» EXERCISE INPUT:
- - - - -

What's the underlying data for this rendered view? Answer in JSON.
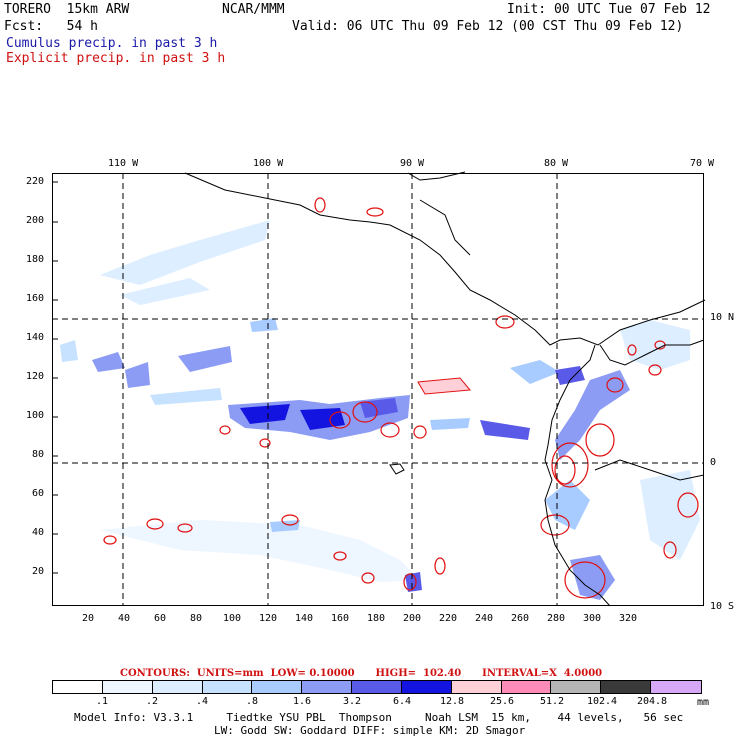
{
  "header": {
    "model": "TORERO  15km ARW",
    "center": "NCAR/MMM",
    "init": "Init: 00 UTC Tue 07 Feb 12",
    "fcst": "Fcst:   54 h",
    "valid": "Valid: 06 UTC Thu 09 Feb 12 (00 CST Thu 09 Feb 12)",
    "field1": "Cumulus precip. in past 3 h",
    "field2": "Explicit precip. in past 3 h"
  },
  "map": {
    "top_lon_labels": [
      "110 W",
      "100 W",
      "90 W",
      "80 W",
      "70 W"
    ],
    "right_lat_labels": [
      "10 N",
      "0",
      "10 S"
    ],
    "y_grid_labels": [
      "220",
      "200",
      "180",
      "160",
      "140",
      "120",
      "100",
      "80",
      "60",
      "40",
      "20"
    ],
    "x_grid_labels": [
      "20",
      "40",
      "60",
      "80",
      "100",
      "120",
      "140",
      "160",
      "180",
      "200",
      "220",
      "240",
      "260",
      "280",
      "300",
      "320"
    ],
    "colors": {
      "cumulus": "#2020e0",
      "explicit": "#e01010",
      "coast": "#000000"
    }
  },
  "contour_info": {
    "label": "CONTOURS:  UNITS=mm  LOW= 0.10000      HIGH=  102.40      INTERVAL=X  4.0000"
  },
  "legend": {
    "unit": "mm",
    "labels": [
      ".1",
      ".2",
      ".4",
      ".8",
      "1.6",
      "3.2",
      "6.4",
      "12.8",
      "25.6",
      "51.2",
      "102.4",
      "204.8"
    ],
    "colors": [
      "#ffffff",
      "#eef6ff",
      "#dceeff",
      "#c6e2ff",
      "#a8ccff",
      "#8c9cf4",
      "#5a5ae8",
      "#1414e0",
      "#ffd0d8",
      "#ff8cb8",
      "#b4b4b4",
      "#3a3a3a",
      "#d8a8f8"
    ]
  },
  "footer": {
    "line1": "Model Info: V3.3.1     Tiedtke YSU PBL  Thompson     Noah LSM  15 km,    44 levels,   56 sec",
    "line2": "LW: Godd SW: Goddard DIFF: simple KM: 2D Smagor"
  }
}
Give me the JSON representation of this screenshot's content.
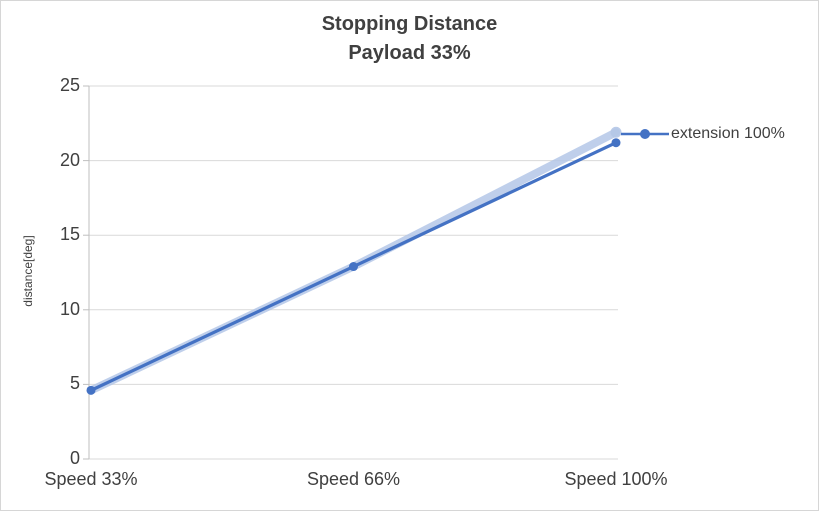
{
  "title": {
    "line1": "Stopping Distance",
    "line2": "Payload 33%"
  },
  "legend": {
    "label": "extension 100%"
  },
  "colors": {
    "grid": "#d9d9d9",
    "axis": "#bfbfbf",
    "text": "#404040",
    "series": "#4472c4",
    "band": "#b4c7e7"
  },
  "chart_data": {
    "type": "line",
    "title": "Stopping Distance",
    "subtitle": "Payload 33%",
    "categories": [
      "Speed 33%",
      "Speed 66%",
      "Speed 100%"
    ],
    "series": [
      {
        "name": "extension 100%",
        "color": "#4472c4",
        "values": [
          4.6,
          12.9,
          21.2
        ]
      }
    ],
    "band": {
      "name": "shaded-spread-band",
      "color": "#b4c7e7",
      "values": [
        4.6,
        12.9,
        21.9
      ]
    },
    "xlabel": "",
    "ylabel": "distance[deg]",
    "ylim": [
      0,
      25
    ],
    "yticks": [
      0,
      5,
      10,
      15,
      20,
      25
    ],
    "grid": true,
    "legend_position": "right",
    "marker": "circle"
  }
}
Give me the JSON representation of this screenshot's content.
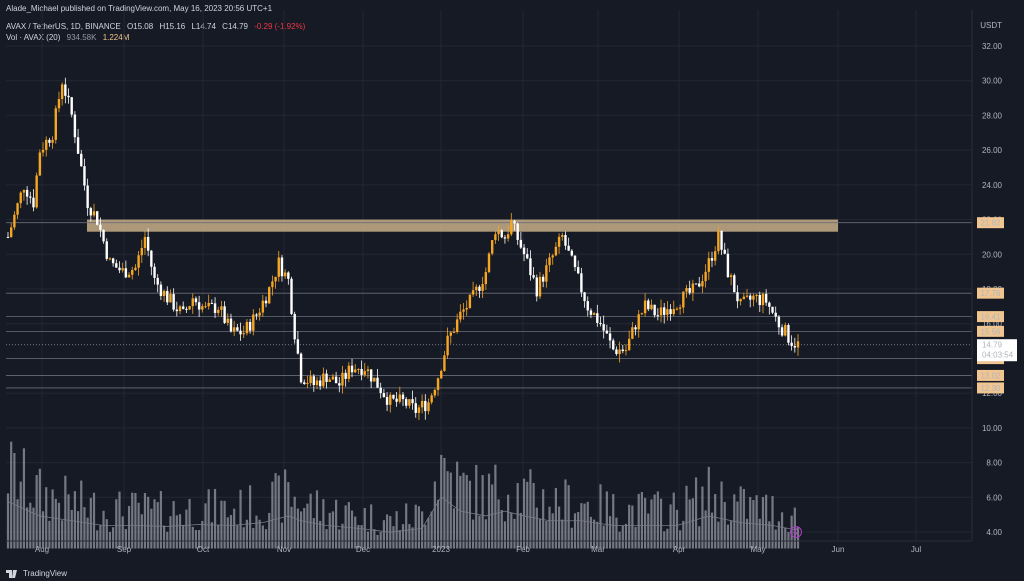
{
  "header": {
    "published": "Alade_Michael published on TradingView.com, May 16, 2023 20:56 UTC+1",
    "symbol": "AVAX / TetherUS, 1D, BINANCE",
    "open": "O15.08",
    "high": "H15.16",
    "low": "L14.74",
    "close": "C14.79",
    "change": "-0.29 (-1.92%)",
    "vol_label": "Vol · AVAX (20)",
    "vol_ma": "934.58K",
    "vol_value": "1.224M"
  },
  "brand": {
    "name": "TradingView",
    "icon": "tradingview-logo-icon"
  },
  "colors": {
    "background": "#161a25",
    "up": "#f5a623",
    "down": "#ffffff",
    "zone": "#c8b08a",
    "grid": "#232734",
    "vol_bar": "#9598a1",
    "price_tag_bg": "#f0c590",
    "current_tag_bg": "#ffffff"
  },
  "chart_data": {
    "type": "candlestick",
    "currency": "USDT",
    "y_ticks": [
      "32.00",
      "30.00",
      "28.00",
      "26.00",
      "24.00",
      "22.00",
      "20.00",
      "18.00",
      "16.00",
      "14.00",
      "12.00",
      "10.00",
      "8.00",
      "6.00",
      "4.00"
    ],
    "ylim": [
      3,
      33
    ],
    "x_ticks": [
      "Aug",
      "Sep",
      "Oct",
      "Nov",
      "Dec",
      "2023",
      "Feb",
      "Mar",
      "Apr",
      "May",
      "Jun",
      "Jul"
    ],
    "resistance_zone": [
      21.3,
      22.0
    ],
    "levels": [
      {
        "label": "21.82",
        "value": 21.82
      },
      {
        "label": "17.76",
        "value": 17.76
      },
      {
        "label": "16.41",
        "value": 16.41
      },
      {
        "label": "15.56",
        "value": 15.56
      },
      {
        "label": "13.99",
        "value": 13.99
      },
      {
        "label": "13.02",
        "value": 13.02
      },
      {
        "label": "12.30",
        "value": 12.3
      }
    ],
    "current": {
      "price": "14.79",
      "countdown": "04:03:54",
      "value": 14.79
    },
    "close_path": [
      [
        0,
        21
      ],
      [
        5,
        24
      ],
      [
        8,
        23
      ],
      [
        10,
        26
      ],
      [
        14,
        27
      ],
      [
        17,
        30
      ],
      [
        20,
        28
      ],
      [
        25,
        23
      ],
      [
        28,
        22
      ],
      [
        32,
        19.5
      ],
      [
        36,
        19
      ],
      [
        40,
        19.2
      ],
      [
        43,
        21
      ],
      [
        46,
        18.5
      ],
      [
        50,
        17.5
      ],
      [
        55,
        16.5
      ],
      [
        58,
        17.5
      ],
      [
        62,
        16.8
      ],
      [
        66,
        17
      ],
      [
        70,
        15.5
      ],
      [
        74,
        15.5
      ],
      [
        78,
        16.5
      ],
      [
        82,
        18
      ],
      [
        85,
        19.5
      ],
      [
        88,
        18.5
      ],
      [
        90,
        15.5
      ],
      [
        92,
        13
      ],
      [
        96,
        12.5
      ],
      [
        100,
        13
      ],
      [
        104,
        12.5
      ],
      [
        108,
        13.5
      ],
      [
        112,
        13.5
      ],
      [
        116,
        12.5
      ],
      [
        120,
        11.5
      ],
      [
        124,
        11.5
      ],
      [
        128,
        11
      ],
      [
        132,
        11.5
      ],
      [
        135,
        13
      ],
      [
        138,
        15
      ],
      [
        142,
        16.5
      ],
      [
        146,
        17.5
      ],
      [
        150,
        19
      ],
      [
        153,
        21.5
      ],
      [
        156,
        21
      ],
      [
        158,
        21.8
      ],
      [
        162,
        20
      ],
      [
        166,
        18
      ],
      [
        170,
        19.5
      ],
      [
        174,
        21
      ],
      [
        178,
        19
      ],
      [
        182,
        17
      ],
      [
        186,
        16
      ],
      [
        190,
        14.5
      ],
      [
        194,
        14.5
      ],
      [
        197,
        16
      ],
      [
        200,
        17
      ],
      [
        204,
        16.5
      ],
      [
        208,
        17
      ],
      [
        212,
        17.5
      ],
      [
        216,
        18
      ],
      [
        220,
        19.5
      ],
      [
        223,
        21
      ],
      [
        226,
        19
      ],
      [
        230,
        17
      ],
      [
        234,
        17.5
      ],
      [
        238,
        17.3
      ],
      [
        242,
        16
      ],
      [
        246,
        15
      ],
      [
        248,
        14.8
      ]
    ],
    "volume_profile": [
      [
        0,
        8
      ],
      [
        10,
        6.5
      ],
      [
        20,
        6
      ],
      [
        30,
        5.5
      ],
      [
        40,
        5.5
      ],
      [
        50,
        5.4
      ],
      [
        60,
        5.6
      ],
      [
        70,
        5.5
      ],
      [
        80,
        5.8
      ],
      [
        88,
        6.5
      ],
      [
        92,
        6
      ],
      [
        100,
        5.5
      ],
      [
        110,
        5.2
      ],
      [
        120,
        4.8
      ],
      [
        130,
        5.2
      ],
      [
        136,
        8.5
      ],
      [
        142,
        7
      ],
      [
        150,
        6.5
      ],
      [
        156,
        7
      ],
      [
        162,
        6.5
      ],
      [
        170,
        6
      ],
      [
        180,
        6
      ],
      [
        190,
        5.5
      ],
      [
        200,
        5.5
      ],
      [
        210,
        5.5
      ],
      [
        220,
        6.5
      ],
      [
        230,
        5.8
      ],
      [
        240,
        5.5
      ],
      [
        248,
        5
      ]
    ]
  }
}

- - - - -

Search the listing above for the string "ffffff". Copy every line that contains it.

» RESULT FOR THIS EXERCISE:
      "#ffffff",
    "down": "#ffffff",
    "current_tag_bg": "#ffffff"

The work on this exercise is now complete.